Task instructions:
1) Please duplicate the grid API passage from "The CIM topology" up to and including "for frontend caching.".
2) Pick up the grid API description after its final sentence and keep writing it.

Document passage:
Start of Block

All grid endpoints live under /api/grid/{network_id}/. The network_id path parameter is validated against the user's DSO org alias (or scope for service accounts) before the request is forwarded to the Digital Twin via celine.sdk.dt.DTClient. DTApiError responses are mapped to appropriate HTTP status codes.

Available data surfaces:

  • Windwind/map, wind/bosco, wind/alert-distribution, wind/trend
  • Heatheat/map, heat/alert-distribution, heat/trend
  • Substationssubstations/map
  • Metadatafilters, summary
  • CIM topologytile-index, shapes, risks, risks-now, trendline

The CIM topology endpoints use ValueFetcherSpec-backed queries. tile-index returns the tile catalog for progressive loading. shapes assembles CIM asset topology as a GeoJSON FeatureCollection, parsing per-row feature_geojson and building Feature objects (a lightweight presentation transformation). risks returns date-filtered risk rows per vector. risks-now returns current nowcasting observations without date filtering. trendline returns daily risk percentage over a date_from/date_to range.

tile-index and shapes set Cache-Control: public, max-age=3600 for frontend caching.

Each DT call is authenticated using client-credentials OIDC flow (OidcClientCredentialsProvider).

End of Block

Extracted entries:

Start of Block

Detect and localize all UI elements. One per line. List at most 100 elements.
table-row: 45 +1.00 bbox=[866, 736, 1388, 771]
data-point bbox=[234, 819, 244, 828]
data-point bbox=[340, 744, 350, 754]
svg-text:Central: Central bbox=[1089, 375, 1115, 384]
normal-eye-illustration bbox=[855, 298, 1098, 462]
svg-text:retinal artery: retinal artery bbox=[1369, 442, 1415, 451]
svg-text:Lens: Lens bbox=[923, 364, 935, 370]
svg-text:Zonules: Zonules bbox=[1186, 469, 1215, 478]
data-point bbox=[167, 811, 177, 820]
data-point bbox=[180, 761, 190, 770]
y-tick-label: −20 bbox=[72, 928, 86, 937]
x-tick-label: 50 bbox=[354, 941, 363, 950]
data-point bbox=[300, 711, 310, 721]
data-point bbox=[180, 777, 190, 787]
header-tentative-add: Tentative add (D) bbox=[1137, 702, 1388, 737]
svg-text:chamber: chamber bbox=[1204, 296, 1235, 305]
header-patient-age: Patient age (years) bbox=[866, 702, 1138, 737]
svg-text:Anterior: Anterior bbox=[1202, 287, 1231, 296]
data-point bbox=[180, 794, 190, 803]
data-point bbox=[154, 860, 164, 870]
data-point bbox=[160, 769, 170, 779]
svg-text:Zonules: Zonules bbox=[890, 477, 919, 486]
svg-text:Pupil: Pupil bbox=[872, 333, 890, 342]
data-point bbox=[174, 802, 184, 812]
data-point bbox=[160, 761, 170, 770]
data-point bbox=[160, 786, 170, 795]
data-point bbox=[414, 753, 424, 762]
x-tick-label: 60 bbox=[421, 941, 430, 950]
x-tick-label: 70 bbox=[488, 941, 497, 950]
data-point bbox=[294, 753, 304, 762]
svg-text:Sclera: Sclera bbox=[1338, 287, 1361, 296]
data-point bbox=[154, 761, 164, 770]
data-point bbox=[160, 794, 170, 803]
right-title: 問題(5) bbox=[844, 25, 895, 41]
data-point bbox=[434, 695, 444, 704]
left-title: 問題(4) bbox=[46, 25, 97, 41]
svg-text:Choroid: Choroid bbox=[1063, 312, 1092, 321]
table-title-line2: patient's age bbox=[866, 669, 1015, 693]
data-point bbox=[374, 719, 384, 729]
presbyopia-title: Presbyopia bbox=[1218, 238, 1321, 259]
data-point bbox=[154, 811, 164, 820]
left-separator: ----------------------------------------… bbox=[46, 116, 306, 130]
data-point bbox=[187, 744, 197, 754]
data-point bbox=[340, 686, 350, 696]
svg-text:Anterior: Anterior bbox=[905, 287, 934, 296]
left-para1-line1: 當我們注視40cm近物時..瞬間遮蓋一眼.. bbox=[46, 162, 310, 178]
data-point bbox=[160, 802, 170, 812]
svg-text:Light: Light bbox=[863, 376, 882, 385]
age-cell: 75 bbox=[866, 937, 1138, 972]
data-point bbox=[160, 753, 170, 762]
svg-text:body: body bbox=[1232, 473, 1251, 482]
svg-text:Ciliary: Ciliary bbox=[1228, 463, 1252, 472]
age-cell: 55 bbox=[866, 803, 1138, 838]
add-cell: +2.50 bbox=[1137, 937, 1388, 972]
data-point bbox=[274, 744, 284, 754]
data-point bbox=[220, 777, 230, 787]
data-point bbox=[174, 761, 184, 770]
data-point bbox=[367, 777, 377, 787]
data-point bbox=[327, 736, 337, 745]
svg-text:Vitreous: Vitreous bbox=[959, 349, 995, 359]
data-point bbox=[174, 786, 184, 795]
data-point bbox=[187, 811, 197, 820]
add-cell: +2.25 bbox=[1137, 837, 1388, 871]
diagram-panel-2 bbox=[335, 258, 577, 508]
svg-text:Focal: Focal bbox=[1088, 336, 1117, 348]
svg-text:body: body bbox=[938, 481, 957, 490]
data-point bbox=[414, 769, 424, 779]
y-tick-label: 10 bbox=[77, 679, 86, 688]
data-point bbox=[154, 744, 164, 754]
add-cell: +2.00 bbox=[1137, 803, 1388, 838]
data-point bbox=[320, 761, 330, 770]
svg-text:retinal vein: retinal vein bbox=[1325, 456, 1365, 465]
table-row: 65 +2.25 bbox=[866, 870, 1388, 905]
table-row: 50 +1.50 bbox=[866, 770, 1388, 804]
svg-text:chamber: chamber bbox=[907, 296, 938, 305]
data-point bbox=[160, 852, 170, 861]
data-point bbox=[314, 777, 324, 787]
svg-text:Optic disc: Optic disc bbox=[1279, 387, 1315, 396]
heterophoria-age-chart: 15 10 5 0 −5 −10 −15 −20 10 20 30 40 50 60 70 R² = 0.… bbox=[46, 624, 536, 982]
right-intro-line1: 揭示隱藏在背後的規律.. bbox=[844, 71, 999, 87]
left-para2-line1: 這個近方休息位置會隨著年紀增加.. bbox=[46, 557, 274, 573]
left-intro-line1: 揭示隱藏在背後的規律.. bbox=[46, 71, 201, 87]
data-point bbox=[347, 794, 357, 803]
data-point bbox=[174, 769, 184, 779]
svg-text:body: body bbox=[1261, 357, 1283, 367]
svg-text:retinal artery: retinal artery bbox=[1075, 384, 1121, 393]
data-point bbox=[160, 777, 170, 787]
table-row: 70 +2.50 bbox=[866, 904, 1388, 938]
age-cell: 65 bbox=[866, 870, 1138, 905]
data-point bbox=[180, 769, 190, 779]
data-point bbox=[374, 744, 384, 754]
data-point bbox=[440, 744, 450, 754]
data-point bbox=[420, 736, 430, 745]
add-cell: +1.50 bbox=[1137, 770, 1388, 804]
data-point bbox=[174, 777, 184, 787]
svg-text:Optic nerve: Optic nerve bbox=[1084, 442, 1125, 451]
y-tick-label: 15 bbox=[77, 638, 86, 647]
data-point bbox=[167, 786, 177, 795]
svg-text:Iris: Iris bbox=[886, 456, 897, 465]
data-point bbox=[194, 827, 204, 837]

End of Block

Answers:
1)
The CIM topology endpoints use ValueFetcherSpec-backed queries. tile-index returns the tile catalog for progressive loading. shapes assembles CIM asset topology as a GeoJSON FeatureCollection, parsing per-row feature_geojson and building Feature objects (a lightweight presentation transformation). risks returns date-filtered risk rows per vector. risks-now returns current nowcasting observations without date filtering. trendline returns daily risk percentage over a date_from/date_to range.

tile-index and shapes set Cache-Control: public, max-age=3600 for frontend caching.

2)
Alert rules

Alert rules are stored in the alert_rules PostgreSQL table. Each rule belongs to a user_id (JWT sub) and a network_id, and carries:

  • risk_types — JSON array of "wind" / "heat" (or both)
  • thresholdWARNING or ALERT
  • active — whether the rule participates in dispatch evaluation
  • recipients — optional override email list

Rule ownership is enforced at the SQL query level (WHERE user_id = :sub), not only at the OPA layer.

Pipeline listener and alert dispatch

services/pipeline_listener.py subscribes to celine/pipelines/runs/+ on startup. When a PipelineRunEvent with status=completed and flow=grid-resilience-flow arrives, it calls dispatch_grid_alerts().

The dispatcher (services/alert_dispatcher.py):

  1. Fetches current wind_alert_distribution and heat_alert_distribution from the DT for the event's namespace (= network_id).
  2. Loads all active AlertRule rows for that network_id.
  3. For each rule, checks whether the distribution contains events at or above the rule's threshold (WARNING floor = {WARNING, ALERT}; ALERT floor = {ALERT}).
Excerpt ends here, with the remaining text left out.